(SOLICITUD ESCRITA 1): Reproduce sin cambios las líneas de las entradas: empieza en la que contiene "List each element" y detente tras la que contiene "127, 168, 143]", ambas incluidas.

(FRAGMENTO MOSTRADO):
—————
En 1922 se publicó en Argentina, de mano de la Editorial Argonauta, el libro Dictadura y revolución,
en el que el destacado anarquista italiano Luigi Fabbri analizaba la
Revolución Rusa de 1917. Errico Malatesta escribió para esta ocasión un
interesante prólogo, que ahora reproducimos, en el que sintetiza su
pensamiento sobre los procesos revolucionarios y ofrece un punto de
vista específicamente libertario, tan opuesto a la perspectiva marxista,
sobre temas tan eternos como vigentes: el terror revolucionario, el
papel de las vanguardias, la defensa de la revolución, las renuncias y
sacrificios inherentes a toda transformación humana... No conviene
olvidar que este prólogo está escrito en el verano de 1922, ocho años
después de la Semana Roja italiana y ocho semanas antes de la Marcha
sobre Roma de las escuadras fascistas. Quizás nunca como aquí se ha
expresado tan claramente la necesaria coherencia entre fines y medios,
que caracteriza a los anarquistas (La Alcarria Obrera)
Errico Malatesta 1853- 1932 |
A
dos años de distancia de cuando fue escrito, el libro de Luis Fabbri
acerca de la Revolución Rusa conserva todo su vigor y sigue siendo aún
el trabajo más completo y orgánico que conozco sobre este argumento.
Antes bien, los acontecimientos posteriores ocurridos en Rusia han
venido a confirmar el valor del libro, dando una ulterior y más evidente
confirmación experimental a las deducciones que Fabbri desentrañaba de
los hechos conocidos hasta entonces y de los principios generales
sostenidos por los anarquistas.
En
este libro se pone de relieve la vieja, eterna oposición entre libertad
y autoridad, que ha llenado toda la historia pasada y trabaja como
nunca al mundo contemporáneo, decidiendo la suerte de las revoluciones
en acción y de aquellas que aún están por venir.
—————
(MATERIAL PROPORCIONADO):
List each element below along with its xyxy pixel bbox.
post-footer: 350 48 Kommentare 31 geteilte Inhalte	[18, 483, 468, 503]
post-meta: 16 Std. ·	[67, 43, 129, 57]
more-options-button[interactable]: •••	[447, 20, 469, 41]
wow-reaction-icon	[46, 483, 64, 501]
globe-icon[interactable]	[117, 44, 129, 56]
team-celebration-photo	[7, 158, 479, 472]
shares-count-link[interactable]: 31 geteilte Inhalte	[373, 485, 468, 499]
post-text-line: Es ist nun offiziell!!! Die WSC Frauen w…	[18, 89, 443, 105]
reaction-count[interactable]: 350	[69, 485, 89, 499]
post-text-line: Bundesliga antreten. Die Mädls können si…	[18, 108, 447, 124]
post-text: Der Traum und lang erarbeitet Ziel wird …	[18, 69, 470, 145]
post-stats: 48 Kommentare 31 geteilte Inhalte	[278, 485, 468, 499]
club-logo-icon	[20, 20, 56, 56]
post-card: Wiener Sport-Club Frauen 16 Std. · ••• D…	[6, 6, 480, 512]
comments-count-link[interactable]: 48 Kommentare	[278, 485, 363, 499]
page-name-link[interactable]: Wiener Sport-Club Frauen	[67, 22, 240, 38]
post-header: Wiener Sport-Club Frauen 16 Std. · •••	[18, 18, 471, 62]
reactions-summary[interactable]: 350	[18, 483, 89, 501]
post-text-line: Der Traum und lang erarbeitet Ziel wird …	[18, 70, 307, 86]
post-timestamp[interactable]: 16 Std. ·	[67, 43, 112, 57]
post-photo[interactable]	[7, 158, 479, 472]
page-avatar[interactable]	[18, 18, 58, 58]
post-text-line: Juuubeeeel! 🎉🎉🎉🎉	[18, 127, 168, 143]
—————
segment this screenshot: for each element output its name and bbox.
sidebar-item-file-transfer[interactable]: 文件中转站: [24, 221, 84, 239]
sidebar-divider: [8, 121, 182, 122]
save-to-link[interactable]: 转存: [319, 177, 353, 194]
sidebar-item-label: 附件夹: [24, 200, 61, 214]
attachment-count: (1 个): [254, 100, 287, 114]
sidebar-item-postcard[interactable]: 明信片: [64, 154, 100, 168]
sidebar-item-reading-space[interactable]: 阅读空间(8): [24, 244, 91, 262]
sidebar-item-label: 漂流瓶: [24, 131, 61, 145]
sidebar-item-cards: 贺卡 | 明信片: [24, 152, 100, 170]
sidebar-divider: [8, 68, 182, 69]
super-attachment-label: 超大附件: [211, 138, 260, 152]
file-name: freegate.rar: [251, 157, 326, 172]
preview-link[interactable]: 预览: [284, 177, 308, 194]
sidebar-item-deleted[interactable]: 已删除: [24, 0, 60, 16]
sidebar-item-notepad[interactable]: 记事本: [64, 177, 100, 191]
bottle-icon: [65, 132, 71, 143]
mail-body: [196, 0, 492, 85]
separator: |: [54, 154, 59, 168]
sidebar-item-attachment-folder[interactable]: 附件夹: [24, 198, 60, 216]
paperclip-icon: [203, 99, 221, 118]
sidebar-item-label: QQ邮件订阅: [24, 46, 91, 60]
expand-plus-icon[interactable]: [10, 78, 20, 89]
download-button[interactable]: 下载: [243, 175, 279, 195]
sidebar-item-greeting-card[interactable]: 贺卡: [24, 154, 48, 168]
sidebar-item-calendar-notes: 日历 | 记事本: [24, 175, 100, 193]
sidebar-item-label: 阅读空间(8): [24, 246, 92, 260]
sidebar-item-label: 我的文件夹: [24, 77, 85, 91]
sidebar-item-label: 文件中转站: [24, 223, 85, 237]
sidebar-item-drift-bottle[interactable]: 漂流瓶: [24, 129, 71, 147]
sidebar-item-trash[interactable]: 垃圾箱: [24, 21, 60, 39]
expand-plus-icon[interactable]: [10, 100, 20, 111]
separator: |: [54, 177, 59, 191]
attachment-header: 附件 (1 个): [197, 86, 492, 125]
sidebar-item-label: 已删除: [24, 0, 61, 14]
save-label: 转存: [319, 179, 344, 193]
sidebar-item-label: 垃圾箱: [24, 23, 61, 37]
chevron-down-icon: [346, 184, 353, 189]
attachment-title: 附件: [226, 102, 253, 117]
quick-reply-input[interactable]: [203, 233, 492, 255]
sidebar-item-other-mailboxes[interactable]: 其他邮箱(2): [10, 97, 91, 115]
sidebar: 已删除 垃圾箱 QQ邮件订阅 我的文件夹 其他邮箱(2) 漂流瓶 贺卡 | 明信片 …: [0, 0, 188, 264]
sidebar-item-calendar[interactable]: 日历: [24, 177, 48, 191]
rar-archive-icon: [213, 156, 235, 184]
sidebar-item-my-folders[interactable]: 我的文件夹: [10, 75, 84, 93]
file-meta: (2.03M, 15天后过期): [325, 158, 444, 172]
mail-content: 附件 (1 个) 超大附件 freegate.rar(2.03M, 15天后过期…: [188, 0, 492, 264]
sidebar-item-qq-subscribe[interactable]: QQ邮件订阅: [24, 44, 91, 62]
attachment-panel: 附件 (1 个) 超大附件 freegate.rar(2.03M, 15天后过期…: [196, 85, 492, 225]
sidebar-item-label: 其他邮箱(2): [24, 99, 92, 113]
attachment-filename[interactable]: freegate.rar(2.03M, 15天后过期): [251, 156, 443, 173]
—————
(SOLICITUD ESCRITA 2): Según el fragmento sobre el libro de Fabbri, ¿qué editorial publicó Dictadura y revolución en Argentina en 1922?

(RESPUESTA FINAL 1):
List each element below along with its xyxy pixel bbox.
post-footer: 350 48 Kommentare 31 geteilte Inhalte	[18, 483, 468, 503]
post-meta: 16 Std. ·	[67, 43, 129, 57]
more-options-button[interactable]: •••	[447, 20, 469, 41]
wow-reaction-icon	[46, 483, 64, 501]
globe-icon[interactable]	[117, 44, 129, 56]
team-celebration-photo	[7, 158, 479, 472]
shares-count-link[interactable]: 31 geteilte Inhalte	[373, 485, 468, 499]
post-text-line: Es ist nun offiziell!!! Die WSC Frauen w…	[18, 89, 443, 105]
reaction-count[interactable]: 350	[69, 485, 89, 499]
post-text-line: Bundesliga antreten. Die Mädls können si…	[18, 108, 447, 124]
post-text: Der Traum und lang erarbeitet Ziel wird …	[18, 69, 470, 145]
post-stats: 48 Kommentare 31 geteilte Inhalte	[278, 485, 468, 499]
club-logo-icon	[20, 20, 56, 56]
post-card: Wiener Sport-Club Frauen 16 Std. · ••• D…	[6, 6, 480, 512]
comments-count-link[interactable]: 48 Kommentare	[278, 485, 363, 499]
page-name-link[interactable]: Wiener Sport-Club Frauen	[67, 22, 240, 38]
post-header: Wiener Sport-Club Frauen 16 Std. · •••	[18, 18, 471, 62]
reactions-summary[interactable]: 350	[18, 483, 89, 501]
post-text-line: Der Traum und lang erarbeitet Ziel wird …	[18, 70, 307, 86]
post-timestamp[interactable]: 16 Std. ·	[67, 43, 112, 57]
post-photo[interactable]	[7, 158, 479, 472]
page-avatar[interactable]	[18, 18, 58, 58]
post-text-line: Juuubeeeel! 🎉🎉🎉🎉	[18, 127, 168, 143]

(RESPUESTA FINAL 2): La Editorial Argonauta.